Exercise description: Tally all lines containing the word "JSON". Give the number alone.

Task input:
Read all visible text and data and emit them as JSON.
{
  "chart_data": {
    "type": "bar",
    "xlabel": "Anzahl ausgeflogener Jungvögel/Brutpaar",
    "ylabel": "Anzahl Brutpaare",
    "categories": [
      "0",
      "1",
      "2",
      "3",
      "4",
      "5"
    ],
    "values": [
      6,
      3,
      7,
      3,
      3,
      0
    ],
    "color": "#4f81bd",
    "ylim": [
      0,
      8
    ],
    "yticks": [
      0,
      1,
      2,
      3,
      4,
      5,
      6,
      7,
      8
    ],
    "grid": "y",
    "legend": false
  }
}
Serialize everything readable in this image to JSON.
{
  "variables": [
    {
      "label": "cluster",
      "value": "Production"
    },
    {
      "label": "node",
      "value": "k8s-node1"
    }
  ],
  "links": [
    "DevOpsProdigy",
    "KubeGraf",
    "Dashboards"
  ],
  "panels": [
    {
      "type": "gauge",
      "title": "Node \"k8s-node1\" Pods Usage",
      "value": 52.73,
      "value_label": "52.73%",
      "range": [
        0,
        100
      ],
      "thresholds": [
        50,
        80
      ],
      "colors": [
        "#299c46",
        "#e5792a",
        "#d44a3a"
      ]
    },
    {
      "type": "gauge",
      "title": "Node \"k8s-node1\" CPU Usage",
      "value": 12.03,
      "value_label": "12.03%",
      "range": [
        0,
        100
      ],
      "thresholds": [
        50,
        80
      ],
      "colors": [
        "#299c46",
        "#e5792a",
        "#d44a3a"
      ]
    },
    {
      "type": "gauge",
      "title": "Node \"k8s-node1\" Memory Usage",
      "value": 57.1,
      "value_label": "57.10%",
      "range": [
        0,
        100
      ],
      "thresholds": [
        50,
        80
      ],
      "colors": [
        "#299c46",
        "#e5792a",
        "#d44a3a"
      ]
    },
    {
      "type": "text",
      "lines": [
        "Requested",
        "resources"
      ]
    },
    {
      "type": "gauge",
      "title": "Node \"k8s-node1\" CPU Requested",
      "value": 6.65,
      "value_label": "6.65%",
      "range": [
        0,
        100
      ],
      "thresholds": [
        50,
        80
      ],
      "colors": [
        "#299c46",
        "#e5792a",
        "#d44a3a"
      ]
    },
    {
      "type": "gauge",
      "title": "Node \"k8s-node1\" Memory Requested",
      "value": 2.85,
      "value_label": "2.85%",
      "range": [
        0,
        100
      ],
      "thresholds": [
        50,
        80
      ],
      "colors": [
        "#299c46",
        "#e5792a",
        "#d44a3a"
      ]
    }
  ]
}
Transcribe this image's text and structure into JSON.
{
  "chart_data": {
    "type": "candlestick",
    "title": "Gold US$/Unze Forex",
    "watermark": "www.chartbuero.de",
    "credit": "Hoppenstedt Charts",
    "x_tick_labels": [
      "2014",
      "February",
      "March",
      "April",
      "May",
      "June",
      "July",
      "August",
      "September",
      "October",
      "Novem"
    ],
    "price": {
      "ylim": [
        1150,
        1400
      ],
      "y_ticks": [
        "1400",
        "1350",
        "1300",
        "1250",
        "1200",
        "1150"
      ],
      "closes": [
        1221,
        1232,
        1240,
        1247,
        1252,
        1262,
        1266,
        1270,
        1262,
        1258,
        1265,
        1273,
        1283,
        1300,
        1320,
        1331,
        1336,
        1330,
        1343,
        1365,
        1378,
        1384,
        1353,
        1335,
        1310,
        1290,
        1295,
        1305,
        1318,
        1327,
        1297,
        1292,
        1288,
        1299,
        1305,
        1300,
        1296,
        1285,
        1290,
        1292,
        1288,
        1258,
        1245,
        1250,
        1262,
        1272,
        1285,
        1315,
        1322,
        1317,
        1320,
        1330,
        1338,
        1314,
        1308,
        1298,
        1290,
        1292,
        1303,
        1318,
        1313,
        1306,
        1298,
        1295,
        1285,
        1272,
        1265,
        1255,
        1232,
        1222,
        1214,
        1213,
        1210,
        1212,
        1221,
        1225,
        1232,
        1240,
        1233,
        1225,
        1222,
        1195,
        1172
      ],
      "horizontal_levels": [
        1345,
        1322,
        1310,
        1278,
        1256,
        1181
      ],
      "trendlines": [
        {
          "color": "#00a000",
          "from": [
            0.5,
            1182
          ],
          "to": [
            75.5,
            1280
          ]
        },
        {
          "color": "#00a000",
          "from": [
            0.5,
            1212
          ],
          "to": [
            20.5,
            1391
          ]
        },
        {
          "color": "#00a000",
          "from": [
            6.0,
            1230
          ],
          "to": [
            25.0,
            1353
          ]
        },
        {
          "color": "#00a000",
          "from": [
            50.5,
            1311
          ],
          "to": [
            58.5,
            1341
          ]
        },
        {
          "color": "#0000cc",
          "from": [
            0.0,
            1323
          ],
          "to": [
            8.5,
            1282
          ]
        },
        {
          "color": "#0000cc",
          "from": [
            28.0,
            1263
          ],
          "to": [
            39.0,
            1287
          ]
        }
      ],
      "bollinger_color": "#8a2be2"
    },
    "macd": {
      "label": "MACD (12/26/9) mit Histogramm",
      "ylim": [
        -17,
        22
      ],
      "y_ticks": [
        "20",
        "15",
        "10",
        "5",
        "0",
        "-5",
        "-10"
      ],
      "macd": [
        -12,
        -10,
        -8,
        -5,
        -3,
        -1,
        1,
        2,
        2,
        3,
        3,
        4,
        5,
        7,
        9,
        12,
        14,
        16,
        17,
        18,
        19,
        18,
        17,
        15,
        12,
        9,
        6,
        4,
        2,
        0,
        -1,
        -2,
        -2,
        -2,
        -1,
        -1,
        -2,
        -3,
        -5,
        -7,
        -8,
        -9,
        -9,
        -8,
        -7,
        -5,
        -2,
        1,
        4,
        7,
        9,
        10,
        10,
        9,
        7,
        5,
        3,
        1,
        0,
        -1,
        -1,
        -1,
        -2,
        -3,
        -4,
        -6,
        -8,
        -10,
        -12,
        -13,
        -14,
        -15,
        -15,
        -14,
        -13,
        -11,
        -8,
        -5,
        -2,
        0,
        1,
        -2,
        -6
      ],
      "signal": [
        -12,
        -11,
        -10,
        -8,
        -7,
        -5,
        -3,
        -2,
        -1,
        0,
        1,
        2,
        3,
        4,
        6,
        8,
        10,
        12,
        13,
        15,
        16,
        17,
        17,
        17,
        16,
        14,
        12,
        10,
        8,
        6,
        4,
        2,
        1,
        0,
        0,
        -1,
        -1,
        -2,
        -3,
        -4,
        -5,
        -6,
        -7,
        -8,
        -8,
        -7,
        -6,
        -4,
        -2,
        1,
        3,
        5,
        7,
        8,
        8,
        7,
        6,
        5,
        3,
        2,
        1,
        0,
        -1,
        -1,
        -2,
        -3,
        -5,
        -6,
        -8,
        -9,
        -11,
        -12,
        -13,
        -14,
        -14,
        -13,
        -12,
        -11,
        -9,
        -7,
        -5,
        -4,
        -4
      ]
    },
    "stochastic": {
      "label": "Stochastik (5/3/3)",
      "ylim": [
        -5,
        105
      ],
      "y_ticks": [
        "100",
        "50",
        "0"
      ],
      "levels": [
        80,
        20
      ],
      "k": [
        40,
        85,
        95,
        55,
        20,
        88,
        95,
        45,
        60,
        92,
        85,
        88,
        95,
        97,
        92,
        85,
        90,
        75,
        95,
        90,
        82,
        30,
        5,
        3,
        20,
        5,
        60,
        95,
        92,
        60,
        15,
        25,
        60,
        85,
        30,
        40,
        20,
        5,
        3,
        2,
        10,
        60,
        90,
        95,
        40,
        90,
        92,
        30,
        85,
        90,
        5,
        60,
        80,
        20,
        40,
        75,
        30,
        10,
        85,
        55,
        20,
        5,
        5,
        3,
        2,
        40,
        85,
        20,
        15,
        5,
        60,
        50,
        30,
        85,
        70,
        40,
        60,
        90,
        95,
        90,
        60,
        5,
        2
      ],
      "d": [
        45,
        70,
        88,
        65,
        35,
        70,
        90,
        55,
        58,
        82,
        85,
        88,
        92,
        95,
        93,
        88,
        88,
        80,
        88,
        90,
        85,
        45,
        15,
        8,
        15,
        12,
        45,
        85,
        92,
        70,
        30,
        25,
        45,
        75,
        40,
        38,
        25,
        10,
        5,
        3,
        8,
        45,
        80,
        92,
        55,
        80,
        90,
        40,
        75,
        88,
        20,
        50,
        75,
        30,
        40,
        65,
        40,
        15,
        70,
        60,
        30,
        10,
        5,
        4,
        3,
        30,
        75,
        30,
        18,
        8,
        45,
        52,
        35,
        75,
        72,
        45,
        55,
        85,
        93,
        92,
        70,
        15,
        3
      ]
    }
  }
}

Reply to the exercise: 3